— What you will do —
Below is a listing; reproduce each line of it exactly.

── Supplied data ──

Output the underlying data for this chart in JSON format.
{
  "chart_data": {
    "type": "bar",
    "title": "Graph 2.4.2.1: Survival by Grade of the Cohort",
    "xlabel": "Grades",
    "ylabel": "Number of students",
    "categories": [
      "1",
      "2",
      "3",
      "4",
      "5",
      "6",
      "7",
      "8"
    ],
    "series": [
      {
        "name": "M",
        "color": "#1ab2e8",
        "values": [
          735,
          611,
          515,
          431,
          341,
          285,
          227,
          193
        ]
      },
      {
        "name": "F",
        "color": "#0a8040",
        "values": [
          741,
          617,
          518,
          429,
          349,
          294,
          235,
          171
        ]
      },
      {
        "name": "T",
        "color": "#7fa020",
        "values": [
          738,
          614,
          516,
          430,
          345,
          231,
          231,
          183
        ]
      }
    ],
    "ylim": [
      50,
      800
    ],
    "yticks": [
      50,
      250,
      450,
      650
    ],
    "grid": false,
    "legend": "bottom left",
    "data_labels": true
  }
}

───

— The response —
Output the underlying data for this chart in JSON format.
{
  "chart_data": {
    "type": "bar",
    "title": "Graph 2.4.2.1: Survival by Grade of the Cohort",
    "xlabel": "Grades",
    "ylabel": "Number of students",
    "categories": [
      "1",
      "2",
      "3",
      "4",
      "5",
      "6",
      "7",
      "8"
    ],
    "series": [
      {
        "name": "M",
        "color": "#1ab2e8",
        "values": [
          735,
          611,
          515,
          431,
          341,
          285,
          227,
          193
        ]
      },
      {
        "name": "F",
        "color": "#0a8040",
        "values": [
          741,
          617,
          518,
          429,
          349,
          294,
          235,
          171
        ]
      },
      {
        "name": "T",
        "color": "#7fa020",
        "values": [
          738,
          614,
          516,
          430,
          345,
          231,
          231,
          183
        ]
      }
    ],
    "ylim": [
      50,
      800
    ],
    "yticks": [
      50,
      250,
      450,
      650
    ],
    "grid": false,
    "legend": "bottom left",
    "data_labels": true
  }
}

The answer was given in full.